Short exercise —
No images are to be carried over; print all other material exactly as it stands.

Material provided —

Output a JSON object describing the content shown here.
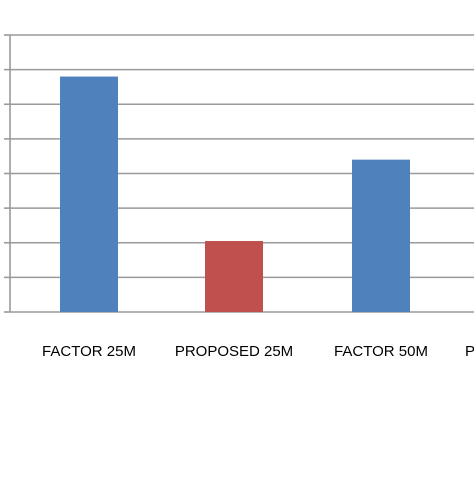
{
  "chart_data": {
    "type": "bar",
    "title": "",
    "xlabel": "",
    "ylabel": "",
    "categories": [
      "FACTOR 25M",
      "PROPOSED 25M",
      "FACTOR 50M",
      "P"
    ],
    "values": [
      6.8,
      2.05,
      4.4,
      null
    ],
    "bar_colors": [
      "#4f81bd",
      "#c0504d",
      "#4f81bd",
      "#4f81bd"
    ],
    "ylim": [
      0,
      8
    ],
    "y_ticks": [
      0,
      1,
      2,
      3,
      4,
      5,
      6,
      7,
      8
    ],
    "grid": true,
    "grid_color": "#9a9a9a",
    "axis_color": "#9a9a9a",
    "legend": "none"
  }
}
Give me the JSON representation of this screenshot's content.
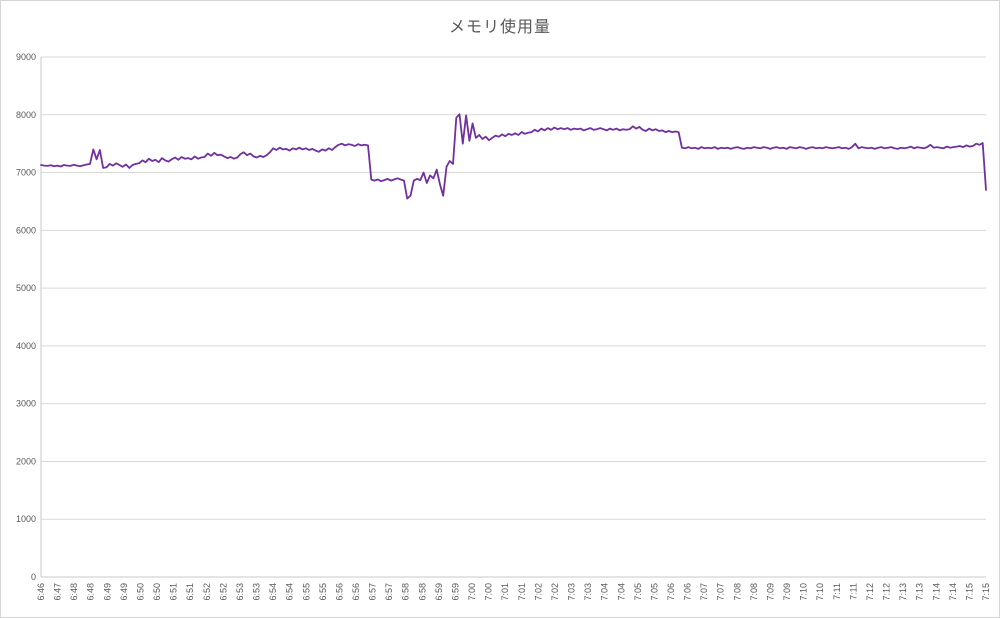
{
  "colors": {
    "line": "#7030A0",
    "grid": "#D9D9D9",
    "axis": "#C9C9C9",
    "tick_text": "#595959",
    "title_text": "#595959",
    "background": "#FFFFFF"
  },
  "chart_data": {
    "type": "line",
    "title": "メモリ使用量",
    "xlabel": "",
    "ylabel": "",
    "ylim": [
      0,
      9000
    ],
    "y_ticks": [
      0,
      1000,
      2000,
      3000,
      4000,
      5000,
      6000,
      7000,
      8000,
      9000
    ],
    "grid": "horizontal",
    "legend": "none",
    "x_tick_labels": [
      "6:46",
      "6:47",
      "6:48",
      "6:48",
      "6:49",
      "6:49",
      "6:50",
      "6:50",
      "6:51",
      "6:51",
      "6:52",
      "6:52",
      "6:53",
      "6:53",
      "6:54",
      "6:54",
      "6:55",
      "6:55",
      "6:56",
      "6:56",
      "6:57",
      "6:57",
      "6:58",
      "6:58",
      "6:59",
      "6:59",
      "7:00",
      "7:00",
      "7:01",
      "7:01",
      "7:02",
      "7:02",
      "7:03",
      "7:03",
      "7:04",
      "7:04",
      "7:05",
      "7:05",
      "7:06",
      "7:06",
      "7:07",
      "7:07",
      "7:08",
      "7:08",
      "7:09",
      "7:09",
      "7:10",
      "7:10",
      "7:11",
      "7:11",
      "7:12",
      "7:12",
      "7:13",
      "7:13",
      "7:14",
      "7:14",
      "7:15",
      "7:15"
    ],
    "series": [
      {
        "name": "メモリ使用量",
        "color": "#7030A0",
        "values": [
          7130,
          7120,
          7115,
          7125,
          7110,
          7120,
          7105,
          7130,
          7120,
          7115,
          7135,
          7120,
          7110,
          7125,
          7140,
          7150,
          7400,
          7230,
          7390,
          7080,
          7090,
          7150,
          7120,
          7160,
          7130,
          7100,
          7140,
          7080,
          7130,
          7150,
          7160,
          7210,
          7180,
          7240,
          7200,
          7220,
          7180,
          7250,
          7210,
          7190,
          7230,
          7260,
          7220,
          7270,
          7240,
          7250,
          7230,
          7280,
          7240,
          7260,
          7270,
          7330,
          7290,
          7340,
          7300,
          7310,
          7280,
          7250,
          7270,
          7240,
          7260,
          7320,
          7350,
          7300,
          7330,
          7280,
          7260,
          7290,
          7270,
          7300,
          7350,
          7420,
          7390,
          7430,
          7400,
          7410,
          7380,
          7420,
          7400,
          7430,
          7400,
          7420,
          7390,
          7410,
          7380,
          7360,
          7400,
          7380,
          7420,
          7390,
          7440,
          7480,
          7500,
          7470,
          7490,
          7480,
          7460,
          7490,
          7470,
          7480,
          7470,
          6880,
          6860,
          6880,
          6850,
          6870,
          6890,
          6860,
          6880,
          6900,
          6880,
          6860,
          6550,
          6600,
          6860,
          6890,
          6870,
          7000,
          6820,
          6950,
          6900,
          7050,
          6800,
          6600,
          7100,
          7200,
          7150,
          7950,
          8010,
          7500,
          7990,
          7550,
          7850,
          7600,
          7650,
          7580,
          7620,
          7560,
          7600,
          7640,
          7620,
          7660,
          7630,
          7670,
          7650,
          7680,
          7650,
          7700,
          7670,
          7690,
          7700,
          7740,
          7710,
          7760,
          7730,
          7770,
          7740,
          7780,
          7750,
          7770,
          7750,
          7770,
          7740,
          7760,
          7750,
          7760,
          7730,
          7750,
          7770,
          7740,
          7750,
          7770,
          7750,
          7730,
          7760,
          7740,
          7760,
          7730,
          7750,
          7740,
          7750,
          7800,
          7760,
          7790,
          7740,
          7720,
          7760,
          7730,
          7750,
          7720,
          7730,
          7700,
          7720,
          7700,
          7710,
          7700,
          7430,
          7420,
          7440,
          7420,
          7430,
          7410,
          7440,
          7420,
          7430,
          7420,
          7440,
          7410,
          7430,
          7420,
          7430,
          7410,
          7430,
          7440,
          7420,
          7410,
          7430,
          7420,
          7440,
          7430,
          7420,
          7440,
          7430,
          7410,
          7430,
          7440,
          7420,
          7430,
          7410,
          7440,
          7430,
          7420,
          7440,
          7430,
          7410,
          7430,
          7440,
          7420,
          7430,
          7420,
          7440,
          7430,
          7420,
          7430,
          7440,
          7420,
          7430,
          7410,
          7440,
          7500,
          7420,
          7440,
          7430,
          7420,
          7430,
          7410,
          7430,
          7440,
          7420,
          7430,
          7440,
          7420,
          7410,
          7430,
          7420,
          7430,
          7450,
          7420,
          7440,
          7430,
          7420,
          7440,
          7480,
          7430,
          7440,
          7430,
          7420,
          7450,
          7430,
          7440,
          7450,
          7460,
          7440,
          7470,
          7450,
          7460,
          7500,
          7480,
          7510,
          6700
        ]
      }
    ]
  }
}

Final result —
Output a JSON object describing the content shown here.
{
  "chart_data": {
    "type": "bar",
    "title": "",
    "xlabel": "",
    "ylabel": "",
    "categories": [
      "FACTOR 25M",
      "PROPOSED 25M",
      "FACTOR 50M",
      "P"
    ],
    "values": [
      6.8,
      2.05,
      4.4,
      null
    ],
    "bar_colors": [
      "#4f81bd",
      "#c0504d",
      "#4f81bd",
      "#4f81bd"
    ],
    "ylim": [
      0,
      8
    ],
    "y_ticks": [
      0,
      1,
      2,
      3,
      4,
      5,
      6,
      7,
      8
    ],
    "grid": true,
    "grid_color": "#9a9a9a",
    "axis_color": "#9a9a9a",
    "legend": "none"
  }
}
Give me the JSON representation of this screenshot's content.
{
  "colors": {
    "line": "#7030A0",
    "grid": "#D9D9D9",
    "axis": "#C9C9C9",
    "tick_text": "#595959",
    "title_text": "#595959",
    "background": "#FFFFFF"
  },
  "chart_data": {
    "type": "line",
    "title": "メモリ使用量",
    "xlabel": "",
    "ylabel": "",
    "ylim": [
      0,
      9000
    ],
    "y_ticks": [
      0,
      1000,
      2000,
      3000,
      4000,
      5000,
      6000,
      7000,
      8000,
      9000
    ],
    "grid": "horizontal",
    "legend": "none",
    "x_tick_labels": [
      "6:46",
      "6:47",
      "6:48",
      "6:48",
      "6:49",
      "6:49",
      "6:50",
      "6:50",
      "6:51",
      "6:51",
      "6:52",
      "6:52",
      "6:53",
      "6:53",
      "6:54",
      "6:54",
      "6:55",
      "6:55",
      "6:56",
      "6:56",
      "6:57",
      "6:57",
      "6:58",
      "6:58",
      "6:59",
      "6:59",
      "7:00",
      "7:00",
      "7:01",
      "7:01",
      "7:02",
      "7:02",
      "7:03",
      "7:03",
      "7:04",
      "7:04",
      "7:05",
      "7:05",
      "7:06",
      "7:06",
      "7:07",
      "7:07",
      "7:08",
      "7:08",
      "7:09",
      "7:09",
      "7:10",
      "7:10",
      "7:11",
      "7:11",
      "7:12",
      "7:12",
      "7:13",
      "7:13",
      "7:14",
      "7:14",
      "7:15",
      "7:15"
    ],
    "series": [
      {
        "name": "メモリ使用量",
        "color": "#7030A0",
        "values": [
          7130,
          7120,
          7115,
          7125,
          7110,
          7120,
          7105,
          7130,
          7120,
          7115,
          7135,
          7120,
          7110,
          7125,
          7140,
          7150,
          7400,
          7230,
          7390,
          7080,
          7090,
          7150,
          7120,
          7160,
          7130,
          7100,
          7140,
          7080,
          7130,
          7150,
          7160,
          7210,
          7180,
          7240,
          7200,
          7220,
          7180,
          7250,
          7210,
          7190,
          7230,
          7260,
          7220,
          7270,
          7240,
          7250,
          7230,
          7280,
          7240,
          7260,
          7270,
          7330,
          7290,
          7340,
          7300,
          7310,
          7280,
          7250,
          7270,
          7240,
          7260,
          7320,
          7350,
          7300,
          7330,
          7280,
          7260,
          7290,
          7270,
          7300,
          7350,
          7420,
          7390,
          7430,
          7400,
          7410,
          7380,
          7420,
          7400,
          7430,
          7400,
          7420,
          7390,
          7410,
          7380,
          7360,
          7400,
          7380,
          7420,
          7390,
          7440,
          7480,
          7500,
          7470,
          7490,
          7480,
          7460,
          7490,
          7470,
          7480,
          7470,
          6880,
          6860,
          6880,
          6850,
          6870,
          6890,
          6860,
          6880,
          6900,
          6880,
          6860,
          6550,
          6600,
          6860,
          6890,
          6870,
          7000,
          6820,
          6950,
          6900,
          7050,
          6800,
          6600,
          7100,
          7200,
          7150,
          7950,
          8010,
          7500,
          7990,
          7550,
          7850,
          7600,
          7650,
          7580,
          7620,
          7560,
          7600,
          7640,
          7620,
          7660,
          7630,
          7670,
          7650,
          7680,
          7650,
          7700,
          7670,
          7690,
          7700,
          7740,
          7710,
          7760,
          7730,
          7770,
          7740,
          7780,
          7750,
          7770,
          7750,
          7770,
          7740,
          7760,
          7750,
          7760,
          7730,
          7750,
          7770,
          7740,
          7750,
          7770,
          7750,
          7730,
          7760,
          7740,
          7760,
          7730,
          7750,
          7740,
          7750,
          7800,
          7760,
          7790,
          7740,
          7720,
          7760,
          7730,
          7750,
          7720,
          7730,
          7700,
          7720,
          7700,
          7710,
          7700,
          7430,
          7420,
          7440,
          7420,
          7430,
          7410,
          7440,
          7420,
          7430,
          7420,
          7440,
          7410,
          7430,
          7420,
          7430,
          7410,
          7430,
          7440,
          7420,
          7410,
          7430,
          7420,
          7440,
          7430,
          7420,
          7440,
          7430,
          7410,
          7430,
          7440,
          7420,
          7430,
          7410,
          7440,
          7430,
          7420,
          7440,
          7430,
          7410,
          7430,
          7440,
          7420,
          7430,
          7420,
          7440,
          7430,
          7420,
          7430,
          7440,
          7420,
          7430,
          7410,
          7440,
          7500,
          7420,
          7440,
          7430,
          7420,
          7430,
          7410,
          7430,
          7440,
          7420,
          7430,
          7440,
          7420,
          7410,
          7430,
          7420,
          7430,
          7450,
          7420,
          7440,
          7430,
          7420,
          7440,
          7480,
          7430,
          7440,
          7430,
          7420,
          7450,
          7430,
          7440,
          7450,
          7460,
          7440,
          7470,
          7450,
          7460,
          7500,
          7480,
          7510,
          6700
        ]
      }
    ]
  }
}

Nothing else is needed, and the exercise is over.